» **RECORDS TO USE**
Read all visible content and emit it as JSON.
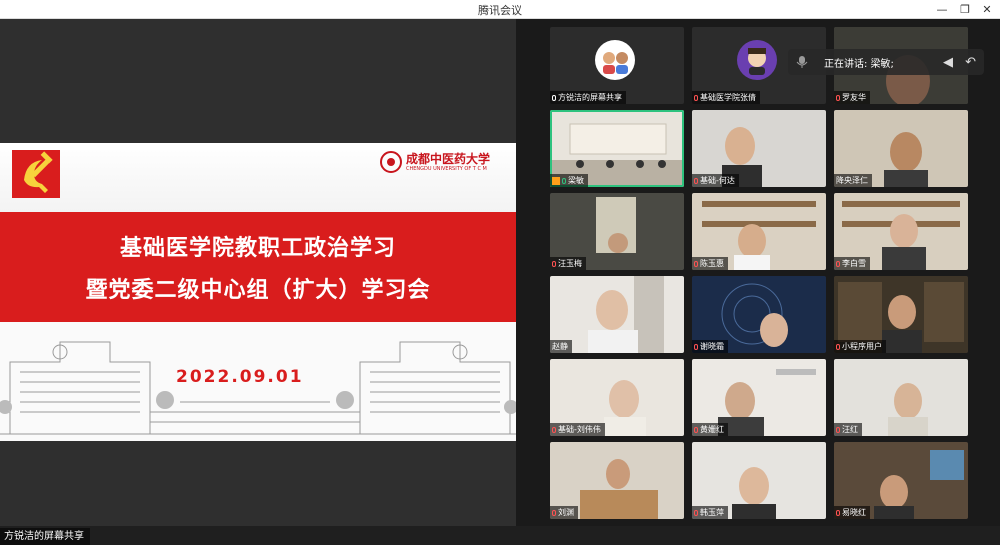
{
  "window": {
    "title": "腾讯会议"
  },
  "share": {
    "label": "方锐洁的屏幕共享",
    "slide": {
      "university_cn": "成都中医药大学",
      "university_en": "CHENGDU UNIVERSITY OF T C M",
      "title_line1": "基础医学院教职工政治学习",
      "title_line2": "暨党委二级中心组（扩大）学习会",
      "date": "2022.09.01"
    }
  },
  "speaker": {
    "text": "正在讲话: 梁敏;"
  },
  "participants": [
    {
      "name": "方锐洁的屏幕共享",
      "type": "avatar"
    },
    {
      "name": "基础医学院张倩",
      "type": "avatar"
    },
    {
      "name": "罗友华",
      "type": "video"
    },
    {
      "name": "梁敏",
      "type": "video",
      "active": true
    },
    {
      "name": "基础-何达",
      "type": "video"
    },
    {
      "name": "降央泽仁",
      "type": "video"
    },
    {
      "name": "汪玉梅",
      "type": "video"
    },
    {
      "name": "陈玉惠",
      "type": "video"
    },
    {
      "name": "李白雪",
      "type": "video"
    },
    {
      "name": "赵静",
      "type": "video"
    },
    {
      "name": "谢晓霜",
      "type": "video"
    },
    {
      "name": "小程序用户",
      "type": "video"
    },
    {
      "name": "基础-刘伟伟",
      "type": "video"
    },
    {
      "name": "黄姗红",
      "type": "video"
    },
    {
      "name": "汪红",
      "type": "video"
    },
    {
      "name": "刘渊",
      "type": "video"
    },
    {
      "name": "韩玉萍",
      "type": "video"
    },
    {
      "name": "易晓红",
      "type": "video"
    }
  ],
  "colors": {
    "accent": "#d91d1d",
    "active_border": "#2ec27e"
  }
}
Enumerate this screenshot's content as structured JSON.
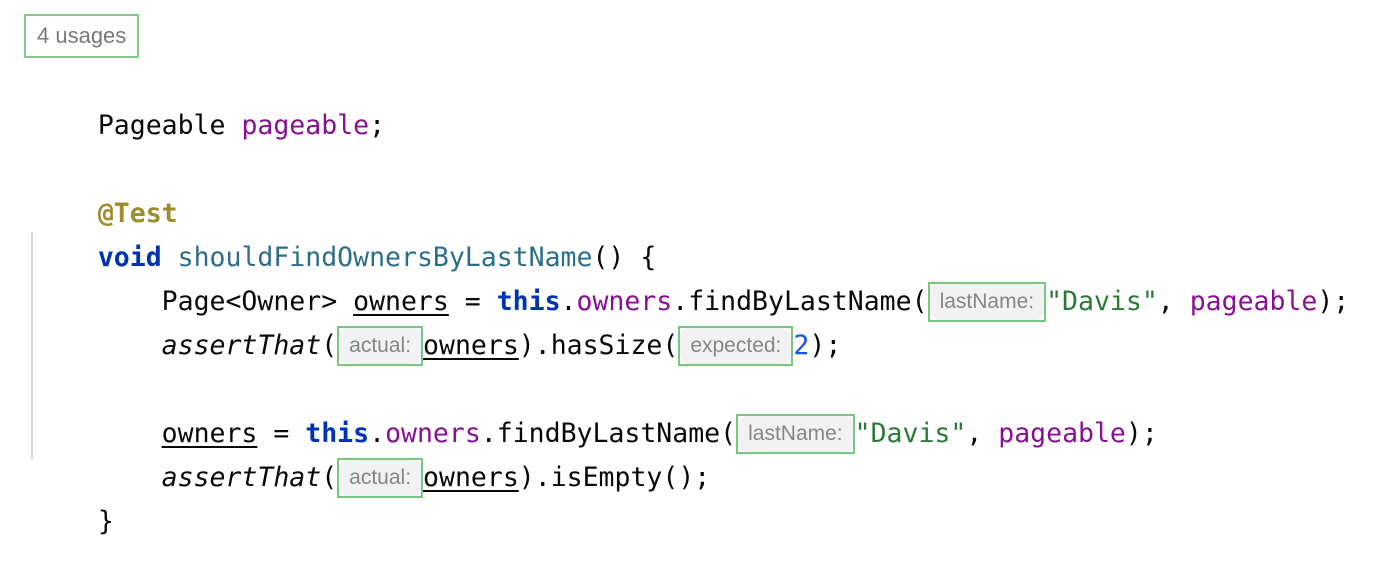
{
  "editor": {
    "language": "java",
    "background": "#ffffff",
    "colors": {
      "keyword": "#0033b3",
      "annotation": "#9e8c2e",
      "method_declaration": "#2b6e8a",
      "field": "#871094",
      "string": "#2a7a34",
      "number": "#1750eb",
      "plain_text": "#080808",
      "inlay_background": "#f2f2f2",
      "inlay_text": "#868686",
      "highlight_border": "#79c67f",
      "indent_guide": "#dcdcdc"
    }
  },
  "usages_hint": {
    "label": "4 usages"
  },
  "lines": {
    "field_decl": {
      "type": "Pageable",
      "name": "pageable",
      "semicolon": ";",
      "space": " "
    },
    "annotation": {
      "text": "@Test"
    },
    "method_signature": {
      "keyword": "void",
      "space": " ",
      "name": "shouldFindOwnersByLastName",
      "tail": "() {"
    },
    "stmt1": {
      "indent": "    ",
      "type": "Page<Owner> ",
      "var": "owners",
      "assign": " = ",
      "this": "this",
      "dot1": ".",
      "field": "owners",
      "dot2": ".",
      "method": "findByLastName",
      "open_paren": "(",
      "hint": "lastName:",
      "arg_string": "\"Davis\"",
      "comma": ", ",
      "arg2": "pageable",
      "close": ");"
    },
    "stmt2": {
      "indent": "    ",
      "assert": "assertThat",
      "open_paren": "(",
      "hint1": "actual:",
      "var": "owners",
      "mid": ").hasSize(",
      "hint2": "expected:",
      "number": "2",
      "close": ");"
    },
    "stmt3": {
      "indent": "    ",
      "var": "owners",
      "assign": " = ",
      "this": "this",
      "dot1": ".",
      "field": "owners",
      "dot2": ".",
      "method": "findByLastName",
      "open_paren": "(",
      "hint": "lastName:",
      "arg_string": "\"Davis\"",
      "comma": ", ",
      "arg2": "pageable",
      "close": ");"
    },
    "stmt4": {
      "indent": "    ",
      "assert": "assertThat",
      "open_paren": "(",
      "hint1": "actual:",
      "var": "owners",
      "close": ").isEmpty();"
    },
    "closing_brace": {
      "text": "}"
    }
  }
}
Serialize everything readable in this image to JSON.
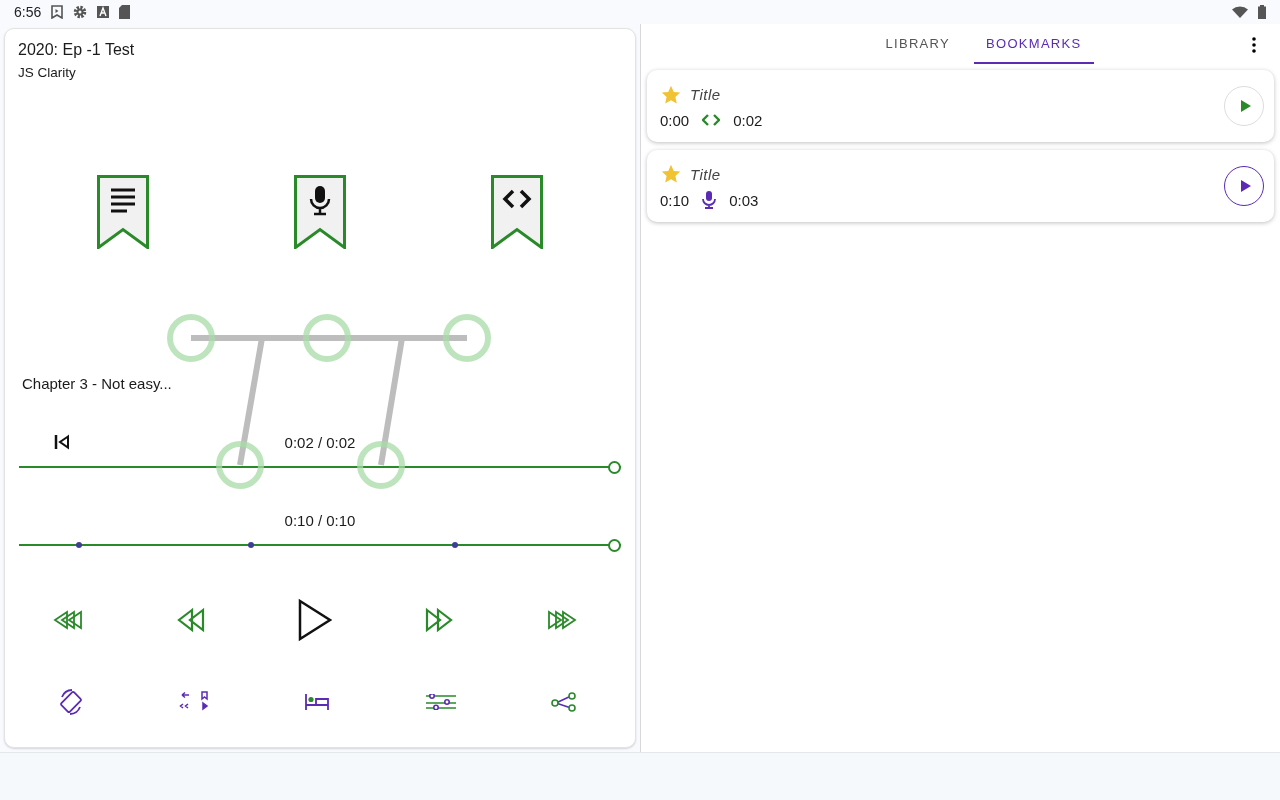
{
  "status_bar": {
    "time": "6:56"
  },
  "player": {
    "title": "2020: Ep -1 Test",
    "author": "JS Clarity",
    "bookmark_types": [
      {
        "kind": "text"
      },
      {
        "kind": "mic"
      },
      {
        "kind": "code"
      }
    ],
    "chapter": "Chapter 3 - Not easy...",
    "chapter_time": "0:02 / 0:02",
    "chapter_progress": {
      "level": 1
    },
    "total_time": "0:10 / 0:10",
    "total_progress": {
      "level": 1
    }
  },
  "tabs": [
    {
      "label": "LIBRARY",
      "selected": false
    },
    {
      "label": "BOOKMARKS",
      "selected": true
    }
  ],
  "bookmarks": [
    {
      "title": "Title",
      "start": "0:00",
      "end": "0:02",
      "kind": "code",
      "selected": false
    },
    {
      "title": "Title",
      "start": "0:10",
      "end": "0:03",
      "kind": "mic",
      "selected": true
    }
  ]
}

» **REQUIREMENTS**
Print each entry shown above with exact wording and no pictures.

» **WORKED SOLUTION**
Read all visible content and emit it as JSON.
{
  "window": {
    "title": "腾讯会议"
  },
  "share": {
    "label": "方锐洁的屏幕共享",
    "slide": {
      "university_cn": "成都中医药大学",
      "university_en": "CHENGDU UNIVERSITY OF T C M",
      "title_line1": "基础医学院教职工政治学习",
      "title_line2": "暨党委二级中心组（扩大）学习会",
      "date": "2022.09.01"
    }
  },
  "speaker": {
    "text": "正在讲话: 梁敏;"
  },
  "participants": [
    {
      "name": "方锐洁的屏幕共享",
      "type": "avatar"
    },
    {
      "name": "基础医学院张倩",
      "type": "avatar"
    },
    {
      "name": "罗友华",
      "type": "video"
    },
    {
      "name": "梁敏",
      "type": "video",
      "active": true
    },
    {
      "name": "基础-何达",
      "type": "video"
    },
    {
      "name": "降央泽仁",
      "type": "video"
    },
    {
      "name": "汪玉梅",
      "type": "video"
    },
    {
      "name": "陈玉惠",
      "type": "video"
    },
    {
      "name": "李白雪",
      "type": "video"
    },
    {
      "name": "赵静",
      "type": "video"
    },
    {
      "name": "谢晓霜",
      "type": "video"
    },
    {
      "name": "小程序用户",
      "type": "video"
    },
    {
      "name": "基础-刘伟伟",
      "type": "video"
    },
    {
      "name": "黄姗红",
      "type": "video"
    },
    {
      "name": "汪红",
      "type": "video"
    },
    {
      "name": "刘渊",
      "type": "video"
    },
    {
      "name": "韩玉萍",
      "type": "video"
    },
    {
      "name": "易晓红",
      "type": "video"
    }
  ],
  "colors": {
    "accent": "#d91d1d",
    "active_border": "#2ec27e"
  }
}
Enumerate this screenshot's content as structured JSON.
{
  "editor": {
    "language": "java",
    "background": "#ffffff",
    "colors": {
      "keyword": "#0033b3",
      "annotation": "#9e8c2e",
      "method_declaration": "#2b6e8a",
      "field": "#871094",
      "string": "#2a7a34",
      "number": "#1750eb",
      "plain_text": "#080808",
      "inlay_background": "#f2f2f2",
      "inlay_text": "#868686",
      "highlight_border": "#79c67f",
      "indent_guide": "#dcdcdc"
    }
  },
  "usages_hint": {
    "label": "4 usages"
  },
  "lines": {
    "field_decl": {
      "type": "Pageable",
      "name": "pageable",
      "semicolon": ";",
      "space": " "
    },
    "annotation": {
      "text": "@Test"
    },
    "method_signature": {
      "keyword": "void",
      "space": " ",
      "name": "shouldFindOwnersByLastName",
      "tail": "() {"
    },
    "stmt1": {
      "indent": "    ",
      "type": "Page<Owner> ",
      "var": "owners",
      "assign": " = ",
      "this": "this",
      "dot1": ".",
      "field": "owners",
      "dot2": ".",
      "method": "findByLastName",
      "open_paren": "(",
      "hint": "lastName:",
      "arg_string": "\"Davis\"",
      "comma": ", ",
      "arg2": "pageable",
      "close": ");"
    },
    "stmt2": {
      "indent": "    ",
      "assert": "assertThat",
      "open_paren": "(",
      "hint1": "actual:",
      "var": "owners",
      "mid": ").hasSize(",
      "hint2": "expected:",
      "number": "2",
      "close": ");"
    },
    "stmt3": {
      "indent": "    ",
      "var": "owners",
      "assign": " = ",
      "this": "this",
      "dot1": ".",
      "field": "owners",
      "dot2": ".",
      "method": "findByLastName",
      "open_paren": "(",
      "hint": "lastName:",
      "arg_string": "\"Davis\"",
      "comma": ", ",
      "arg2": "pageable",
      "close": ");"
    },
    "stmt4": {
      "indent": "    ",
      "assert": "assertThat",
      "open_paren": "(",
      "hint1": "actual:",
      "var": "owners",
      "close": ").isEmpty();"
    },
    "closing_brace": {
      "text": "}"
    }
  }
}
Serialize everything readable in this image to JSON.
{
  "status_bar": {
    "time": "6:56"
  },
  "player": {
    "title": "2020: Ep -1 Test",
    "author": "JS Clarity",
    "bookmark_types": [
      {
        "kind": "text"
      },
      {
        "kind": "mic"
      },
      {
        "kind": "code"
      }
    ],
    "chapter": "Chapter 3 - Not easy...",
    "chapter_time": "0:02 / 0:02",
    "chapter_progress": {
      "level": 1
    },
    "total_time": "0:10 / 0:10",
    "total_progress": {
      "level": 1
    }
  },
  "tabs": [
    {
      "label": "LIBRARY",
      "selected": false
    },
    {
      "label": "BOOKMARKS",
      "selected": true
    }
  ],
  "bookmarks": [
    {
      "title": "Title",
      "start": "0:00",
      "end": "0:02",
      "kind": "code",
      "selected": false
    },
    {
      "title": "Title",
      "start": "0:10",
      "end": "0:03",
      "kind": "mic",
      "selected": true
    }
  ]
}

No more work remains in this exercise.